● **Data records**
>> Begin
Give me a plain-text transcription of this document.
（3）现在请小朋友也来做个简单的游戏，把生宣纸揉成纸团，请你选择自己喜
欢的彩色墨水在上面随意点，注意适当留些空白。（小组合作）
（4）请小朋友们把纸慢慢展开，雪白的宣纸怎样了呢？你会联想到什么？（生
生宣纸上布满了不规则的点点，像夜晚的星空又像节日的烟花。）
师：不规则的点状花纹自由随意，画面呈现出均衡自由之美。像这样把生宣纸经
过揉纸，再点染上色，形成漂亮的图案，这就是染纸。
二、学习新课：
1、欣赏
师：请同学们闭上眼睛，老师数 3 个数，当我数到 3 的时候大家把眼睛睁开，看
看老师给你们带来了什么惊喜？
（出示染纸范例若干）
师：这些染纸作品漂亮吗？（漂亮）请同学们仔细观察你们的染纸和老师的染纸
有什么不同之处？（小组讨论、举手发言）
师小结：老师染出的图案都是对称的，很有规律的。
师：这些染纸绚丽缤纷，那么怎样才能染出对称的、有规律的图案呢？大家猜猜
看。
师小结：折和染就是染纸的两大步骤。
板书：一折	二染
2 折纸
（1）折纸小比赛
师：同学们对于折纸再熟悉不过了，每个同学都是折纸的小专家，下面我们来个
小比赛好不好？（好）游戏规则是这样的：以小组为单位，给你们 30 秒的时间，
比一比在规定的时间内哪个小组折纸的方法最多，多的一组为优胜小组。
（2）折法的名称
>> End
● **DIRECTIONS FOR THIS TASK**
Copy down the whole of the data above, matching it exactly.

● **PROBLEM SOLUTION**
Give me a plain-text transcription of this document.
（3）现在请小朋友也来做个简单的游戏，把生宣纸揉成纸团，请你选择自己喜
欢的彩色墨水在上面随意点，注意适当留些空白。（小组合作）
（4）请小朋友们把纸慢慢展开，雪白的宣纸怎样了呢？你会联想到什么？（生
生宣纸上布满了不规则的点点，像夜晚的星空又像节日的烟花。）
师：不规则的点状花纹自由随意，画面呈现出均衡自由之美。像这样把生宣纸经
过揉纸，再点染上色，形成漂亮的图案，这就是染纸。
二、学习新课：
1、欣赏
师：请同学们闭上眼睛，老师数 3 个数，当我数到 3 的时候大家把眼睛睁开，看
看老师给你们带来了什么惊喜？
（出示染纸范例若干）
师：这些染纸作品漂亮吗？（漂亮）请同学们仔细观察你们的染纸和老师的染纸
有什么不同之处？（小组讨论、举手发言）
师小结：老师染出的图案都是对称的，很有规律的。
师：这些染纸绚丽缤纷，那么怎样才能染出对称的、有规律的图案呢？大家猜猜
看。
师小结：折和染就是染纸的两大步骤。
板书：一折	二染
2 折纸
（1）折纸小比赛
师：同学们对于折纸再熟悉不过了，每个同学都是折纸的小专家，下面我们来个
小比赛好不好？（好）游戏规则是这样的：以小组为单位，给你们 30 秒的时间，
比一比在规定的时间内哪个小组折纸的方法最多，多的一组为优胜小组。
（2）折法的名称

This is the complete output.